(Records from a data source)

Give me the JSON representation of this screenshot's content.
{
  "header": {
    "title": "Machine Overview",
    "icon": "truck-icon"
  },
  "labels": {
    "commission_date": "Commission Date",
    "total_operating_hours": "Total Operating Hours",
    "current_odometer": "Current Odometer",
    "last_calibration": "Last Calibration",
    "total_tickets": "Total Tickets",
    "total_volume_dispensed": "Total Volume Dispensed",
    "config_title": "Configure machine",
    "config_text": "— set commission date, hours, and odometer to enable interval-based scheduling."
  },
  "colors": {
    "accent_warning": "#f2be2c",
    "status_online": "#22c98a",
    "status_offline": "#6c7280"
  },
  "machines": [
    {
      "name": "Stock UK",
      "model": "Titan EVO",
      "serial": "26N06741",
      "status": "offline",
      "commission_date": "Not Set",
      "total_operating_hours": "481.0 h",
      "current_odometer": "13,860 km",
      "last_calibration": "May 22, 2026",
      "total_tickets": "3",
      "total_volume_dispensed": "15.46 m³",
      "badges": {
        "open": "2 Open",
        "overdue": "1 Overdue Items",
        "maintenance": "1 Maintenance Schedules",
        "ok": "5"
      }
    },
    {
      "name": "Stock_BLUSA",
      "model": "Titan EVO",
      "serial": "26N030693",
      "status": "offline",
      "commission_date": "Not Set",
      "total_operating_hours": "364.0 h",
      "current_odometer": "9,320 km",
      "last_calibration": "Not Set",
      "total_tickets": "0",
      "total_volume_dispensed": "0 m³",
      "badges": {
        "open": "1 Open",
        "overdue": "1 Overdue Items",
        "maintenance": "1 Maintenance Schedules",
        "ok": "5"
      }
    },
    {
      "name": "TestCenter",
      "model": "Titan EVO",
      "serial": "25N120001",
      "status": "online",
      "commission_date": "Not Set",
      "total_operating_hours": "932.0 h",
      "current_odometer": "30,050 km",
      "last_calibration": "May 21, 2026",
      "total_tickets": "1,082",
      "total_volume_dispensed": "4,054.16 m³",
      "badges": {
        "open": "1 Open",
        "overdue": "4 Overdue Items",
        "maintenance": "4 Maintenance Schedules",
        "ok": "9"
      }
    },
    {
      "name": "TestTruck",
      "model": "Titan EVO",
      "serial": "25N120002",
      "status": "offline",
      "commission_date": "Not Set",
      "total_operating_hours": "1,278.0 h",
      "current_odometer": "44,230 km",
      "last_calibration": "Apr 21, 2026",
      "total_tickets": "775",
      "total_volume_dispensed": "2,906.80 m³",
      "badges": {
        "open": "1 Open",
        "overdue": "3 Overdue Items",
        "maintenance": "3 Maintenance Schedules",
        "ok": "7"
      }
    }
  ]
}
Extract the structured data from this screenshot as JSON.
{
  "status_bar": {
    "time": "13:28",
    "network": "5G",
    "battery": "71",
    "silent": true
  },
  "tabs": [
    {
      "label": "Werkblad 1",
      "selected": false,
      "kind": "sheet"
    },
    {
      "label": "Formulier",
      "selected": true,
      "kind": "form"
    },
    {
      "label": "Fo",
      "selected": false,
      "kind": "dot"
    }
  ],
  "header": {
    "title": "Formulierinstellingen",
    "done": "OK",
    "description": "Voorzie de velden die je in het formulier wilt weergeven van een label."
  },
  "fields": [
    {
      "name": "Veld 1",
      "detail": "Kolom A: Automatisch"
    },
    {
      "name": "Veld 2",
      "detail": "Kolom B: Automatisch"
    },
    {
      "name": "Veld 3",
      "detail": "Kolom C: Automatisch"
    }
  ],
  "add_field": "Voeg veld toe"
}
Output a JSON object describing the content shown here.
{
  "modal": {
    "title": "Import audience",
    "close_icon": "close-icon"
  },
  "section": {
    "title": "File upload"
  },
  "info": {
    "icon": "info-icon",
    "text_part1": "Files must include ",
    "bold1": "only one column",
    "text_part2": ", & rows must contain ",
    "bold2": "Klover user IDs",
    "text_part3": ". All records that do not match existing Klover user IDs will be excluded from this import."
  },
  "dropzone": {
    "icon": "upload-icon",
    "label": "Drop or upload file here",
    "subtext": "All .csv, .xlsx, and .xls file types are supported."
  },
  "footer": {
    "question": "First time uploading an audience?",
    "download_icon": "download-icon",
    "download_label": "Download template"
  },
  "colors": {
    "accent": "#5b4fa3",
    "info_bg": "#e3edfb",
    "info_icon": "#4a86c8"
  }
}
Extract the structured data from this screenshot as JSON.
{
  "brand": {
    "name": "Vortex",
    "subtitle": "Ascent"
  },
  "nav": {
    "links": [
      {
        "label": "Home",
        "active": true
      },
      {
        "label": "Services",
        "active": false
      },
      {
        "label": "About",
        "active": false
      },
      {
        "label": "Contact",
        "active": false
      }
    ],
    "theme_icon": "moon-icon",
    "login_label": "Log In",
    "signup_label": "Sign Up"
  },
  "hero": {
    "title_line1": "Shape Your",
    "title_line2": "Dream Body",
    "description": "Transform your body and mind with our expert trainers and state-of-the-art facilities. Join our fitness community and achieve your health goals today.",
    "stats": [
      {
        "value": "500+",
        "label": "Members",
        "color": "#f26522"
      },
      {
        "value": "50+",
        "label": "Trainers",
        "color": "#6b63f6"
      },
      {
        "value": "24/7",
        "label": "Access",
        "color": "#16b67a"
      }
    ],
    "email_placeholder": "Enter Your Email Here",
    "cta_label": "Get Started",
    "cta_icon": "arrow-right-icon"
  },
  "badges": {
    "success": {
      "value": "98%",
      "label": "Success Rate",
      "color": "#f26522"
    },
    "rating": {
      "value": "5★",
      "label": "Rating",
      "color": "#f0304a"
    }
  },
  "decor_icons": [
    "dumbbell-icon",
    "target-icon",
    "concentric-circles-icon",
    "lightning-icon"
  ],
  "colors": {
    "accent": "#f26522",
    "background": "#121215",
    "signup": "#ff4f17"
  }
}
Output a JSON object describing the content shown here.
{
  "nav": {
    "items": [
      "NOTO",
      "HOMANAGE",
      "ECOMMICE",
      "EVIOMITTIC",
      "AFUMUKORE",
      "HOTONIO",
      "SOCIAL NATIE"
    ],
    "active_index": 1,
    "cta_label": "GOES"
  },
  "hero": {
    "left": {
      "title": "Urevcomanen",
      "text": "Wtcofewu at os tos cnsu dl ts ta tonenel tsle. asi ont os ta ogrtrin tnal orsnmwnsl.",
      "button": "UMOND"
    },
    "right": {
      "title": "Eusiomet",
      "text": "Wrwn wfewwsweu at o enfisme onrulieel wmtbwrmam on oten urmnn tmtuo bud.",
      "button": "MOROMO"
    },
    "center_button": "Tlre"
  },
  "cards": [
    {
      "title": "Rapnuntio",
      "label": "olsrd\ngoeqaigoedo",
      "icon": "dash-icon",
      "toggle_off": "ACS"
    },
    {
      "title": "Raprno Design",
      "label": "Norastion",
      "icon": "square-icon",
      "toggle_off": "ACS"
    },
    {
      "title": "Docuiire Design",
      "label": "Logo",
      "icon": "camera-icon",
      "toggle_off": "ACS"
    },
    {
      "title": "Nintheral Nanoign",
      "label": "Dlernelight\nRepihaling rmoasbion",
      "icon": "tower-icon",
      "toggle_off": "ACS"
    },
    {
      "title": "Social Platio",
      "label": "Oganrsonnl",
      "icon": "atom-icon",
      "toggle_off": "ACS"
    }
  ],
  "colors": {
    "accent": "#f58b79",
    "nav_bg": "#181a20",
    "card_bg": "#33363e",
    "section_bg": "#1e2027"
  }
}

### Instruction
Pick out all lines from the data above in which the word "this" appears.

### The answer
Give me the JSON representation of this screenshot's content.
Extract the structured data from this screenshot as JSON.
    "text_part3": ". All records that do not match existing Klover user IDs will be excluded from this import."
Extract the structured data from this screenshot as JSON.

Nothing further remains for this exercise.